**Short task:** Gather each line of the entries below that includes "两点把线段".
[Begin]
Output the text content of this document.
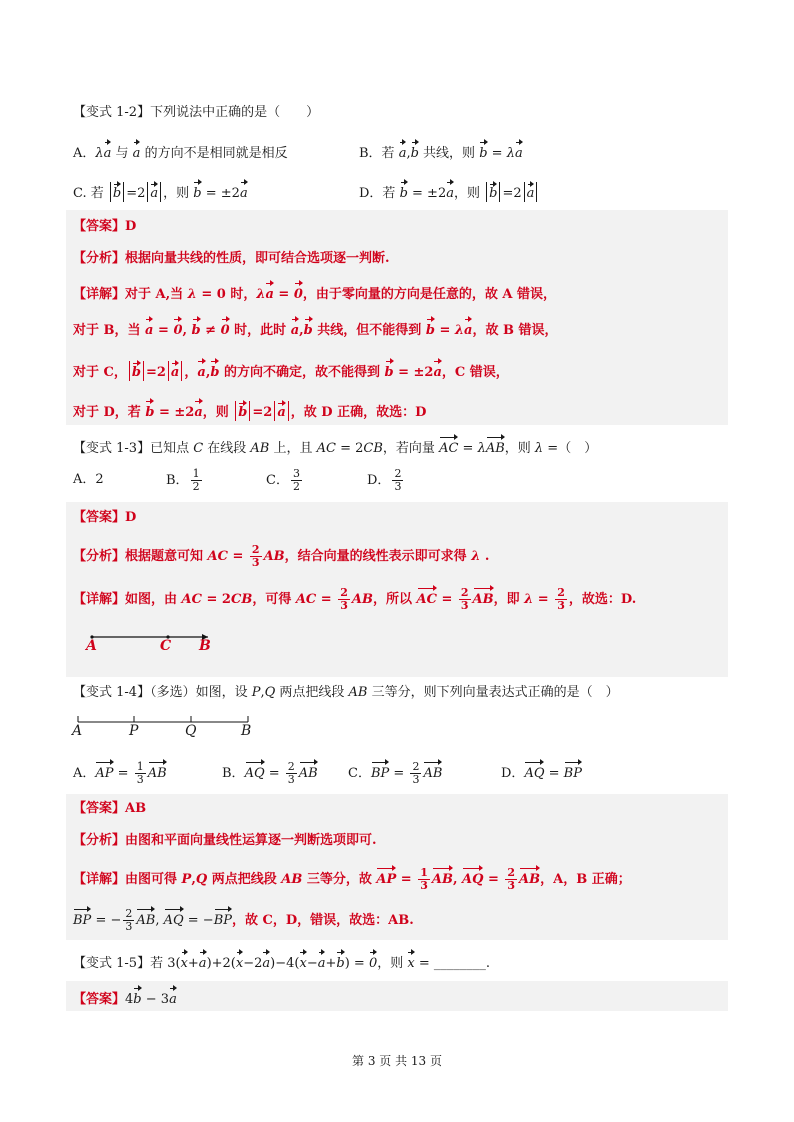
【变式 1-2】下列说法中正确的是（　　）
A．λa 与 a 的方向不是相同就是相反	B．若 a,b 共线，则 b = λa
C. 若 b =2 a ，则 b = ±2a	D．若 b = ±2a，则 b =2 a
【答案】D
【分析】根据向量共线的性质，即可结合选项逐一判断.
【详解】对于 A,当 λ = 0 时，λa = 0，由于零向量的方向是任意的，故 A 错误，
对于 B，当 a = 0, b ≠ 0 时，此时 a,b 共线，但不能得到 b = λa，故 B 错误，
对于 C， b =2 a ，a,b 的方向不确定，故不能得到 b = ±2a，C 错误，
对于 D，若 b = ±2a，则 b =2 a ，故 D 正确，故选：D
【变式 1-3】已知点 C 在线段 AB 上，且 AC = 2CB，若向量 AC = λAB，则 λ =（　）
A．2	B． $\frac{1}{2}$	C． $\frac{3}{2}$	D． $\frac{2}{3}$
【答案】D
【分析】根据题意可知 AC = $\frac{2}{3}$ AB，结合向量的线性表示即可求得 λ .
【详解】如图，由 AC = 2CB，可得 AC = $\frac{2}{3}$ AB，所以 AC = $\frac{2}{3}$ AB，即 $\lambda = \frac{2}{3}$ ，故选：D.
A	C B
【变式 1-4】（多选）如图，设 P,Q 两点把线段 AB 三等分，则下列向量表达式正确的是（　）
A	P	Q	B
A．AP = $\frac{1}{3}$ AB	B．AQ = $\frac{2}{3}$ AB C．BP = $\frac{2}{3}$ AB	D．AQ = BP
【答案】AB
【分析】由图和平面向量线性运算逐一判断选项即可.
【详解】由图可得 P,Q 两点把线段 AB 三等分，故 AP = $\frac{1}{3}$ AB, AQ = $\frac{2}{3}$ AB，A，B 正确；
BP = − $\frac{2}{3}$ AB, AQ = −BP，故 C，D，错误，故选：AB.
【变式 1-5】若 3(x+a)+2(x−2a)−4(x−a+b) = 0，则 x = ________.
【答案】4b − 3a
第 3 页 共 13 页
[End]
**Correct output:**
【变式 1-4】（多选）如图，设 P,Q 两点把线段 AB 三等分，则下列向量表达式正确的是（　）
【详解】由图可得 P,Q 两点把线段 AB 三等分，故 AP = $\frac{1}{3}$ AB, AQ = $\frac{2}{3}$ AB，A，B 正确；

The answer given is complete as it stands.